**What is being asked:** Write out the material below exactly, beginning at the line that contains "Read out every word on this page." and ending with its last line, both ends included; write nothing else.

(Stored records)

%%

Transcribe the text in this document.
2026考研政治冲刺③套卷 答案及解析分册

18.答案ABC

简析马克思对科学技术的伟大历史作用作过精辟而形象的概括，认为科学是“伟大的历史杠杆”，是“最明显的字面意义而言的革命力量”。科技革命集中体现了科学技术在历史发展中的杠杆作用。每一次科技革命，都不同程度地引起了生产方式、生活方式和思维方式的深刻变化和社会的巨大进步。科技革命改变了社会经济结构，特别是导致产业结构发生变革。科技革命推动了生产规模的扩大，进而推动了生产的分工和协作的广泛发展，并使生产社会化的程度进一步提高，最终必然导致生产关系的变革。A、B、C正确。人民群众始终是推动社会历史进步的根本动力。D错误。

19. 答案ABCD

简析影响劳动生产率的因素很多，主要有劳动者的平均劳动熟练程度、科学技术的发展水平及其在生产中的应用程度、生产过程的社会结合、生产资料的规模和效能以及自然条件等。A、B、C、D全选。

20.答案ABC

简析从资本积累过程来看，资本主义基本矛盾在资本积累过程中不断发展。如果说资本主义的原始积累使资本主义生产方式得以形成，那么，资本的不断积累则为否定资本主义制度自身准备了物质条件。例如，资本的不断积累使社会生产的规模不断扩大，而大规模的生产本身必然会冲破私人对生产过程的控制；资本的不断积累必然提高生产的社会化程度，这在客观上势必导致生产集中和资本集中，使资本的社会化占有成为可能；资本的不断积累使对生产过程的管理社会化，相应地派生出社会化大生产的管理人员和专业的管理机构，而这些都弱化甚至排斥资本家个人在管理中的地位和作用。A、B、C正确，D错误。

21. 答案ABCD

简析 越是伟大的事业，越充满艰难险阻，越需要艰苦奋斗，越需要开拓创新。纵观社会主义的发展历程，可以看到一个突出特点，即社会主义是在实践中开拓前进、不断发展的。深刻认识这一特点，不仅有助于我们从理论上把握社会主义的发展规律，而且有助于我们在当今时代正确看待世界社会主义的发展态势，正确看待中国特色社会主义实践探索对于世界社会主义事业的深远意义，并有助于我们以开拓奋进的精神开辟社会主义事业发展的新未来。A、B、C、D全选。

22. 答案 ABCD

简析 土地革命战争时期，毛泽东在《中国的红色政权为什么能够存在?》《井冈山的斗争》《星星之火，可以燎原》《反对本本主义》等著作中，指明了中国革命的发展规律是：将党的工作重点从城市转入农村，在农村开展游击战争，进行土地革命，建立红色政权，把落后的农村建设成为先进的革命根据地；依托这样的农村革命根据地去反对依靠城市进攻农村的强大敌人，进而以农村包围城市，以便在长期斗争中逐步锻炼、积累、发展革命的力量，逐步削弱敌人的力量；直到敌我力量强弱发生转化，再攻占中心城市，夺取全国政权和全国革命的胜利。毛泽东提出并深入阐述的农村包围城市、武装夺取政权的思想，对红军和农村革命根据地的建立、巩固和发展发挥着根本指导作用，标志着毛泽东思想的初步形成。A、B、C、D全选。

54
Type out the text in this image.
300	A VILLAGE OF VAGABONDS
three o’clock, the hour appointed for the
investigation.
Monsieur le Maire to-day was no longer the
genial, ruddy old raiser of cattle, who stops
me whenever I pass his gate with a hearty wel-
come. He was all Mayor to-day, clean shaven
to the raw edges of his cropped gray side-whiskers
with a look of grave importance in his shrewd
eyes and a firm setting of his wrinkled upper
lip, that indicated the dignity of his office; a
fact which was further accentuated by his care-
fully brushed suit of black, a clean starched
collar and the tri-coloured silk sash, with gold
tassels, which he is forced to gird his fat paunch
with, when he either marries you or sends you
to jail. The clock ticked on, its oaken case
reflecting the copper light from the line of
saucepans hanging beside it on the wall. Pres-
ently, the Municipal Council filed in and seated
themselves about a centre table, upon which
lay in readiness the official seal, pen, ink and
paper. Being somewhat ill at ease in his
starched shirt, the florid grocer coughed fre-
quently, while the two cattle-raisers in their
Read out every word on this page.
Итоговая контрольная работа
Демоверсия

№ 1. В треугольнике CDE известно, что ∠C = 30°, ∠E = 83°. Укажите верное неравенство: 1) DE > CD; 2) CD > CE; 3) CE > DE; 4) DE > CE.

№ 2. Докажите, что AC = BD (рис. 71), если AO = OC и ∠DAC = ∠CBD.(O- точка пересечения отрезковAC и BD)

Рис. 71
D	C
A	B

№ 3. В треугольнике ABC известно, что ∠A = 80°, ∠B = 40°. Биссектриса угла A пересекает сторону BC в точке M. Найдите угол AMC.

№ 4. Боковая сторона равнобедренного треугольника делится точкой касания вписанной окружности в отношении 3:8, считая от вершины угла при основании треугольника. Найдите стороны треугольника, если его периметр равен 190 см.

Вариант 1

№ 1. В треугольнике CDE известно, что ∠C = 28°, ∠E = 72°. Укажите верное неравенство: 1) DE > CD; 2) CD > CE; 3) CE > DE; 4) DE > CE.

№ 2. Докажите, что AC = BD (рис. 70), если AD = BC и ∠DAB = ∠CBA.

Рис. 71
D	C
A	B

%%

**Response below:**
Read out every word on this page.
Итоговая контрольная работа
Демоверсия

№ 1. В треугольнике CDE известно, что ∠C = 30°, ∠E = 83°. Укажите верное неравенство: 1) DE > CD; 2) CD > CE; 3) CE > DE; 4) DE > CE.

№ 2. Докажите, что AC = BD (рис. 71), если AO = OC и ∠DAC = ∠CBD.(O- точка пересечения отрезковAC и BD)

Рис. 71
D	C
A	B

№ 3. В треугольнике ABC известно, что ∠A = 80°, ∠B = 40°. Биссектриса угла A пересекает сторону BC в точке M. Найдите угол AMC.

№ 4. Боковая сторона равнобедренного треугольника делится точкой касания вписанной окружности в отношении 3:8, считая от вершины угла при основании треугольника. Найдите стороны треугольника, если его периметр равен 190 см.

Вариант 1

№ 1. В треугольнике CDE известно, что ∠C = 28°, ∠E = 72°. Укажите верное неравенство: 1) DE > CD; 2) CD > CE; 3) CE > DE; 4) DE > CE.

№ 2. Докажите, что AC = BD (рис. 70), если AD = BC и ∠DAB = ∠CBA.

Рис. 71
D	C
A	B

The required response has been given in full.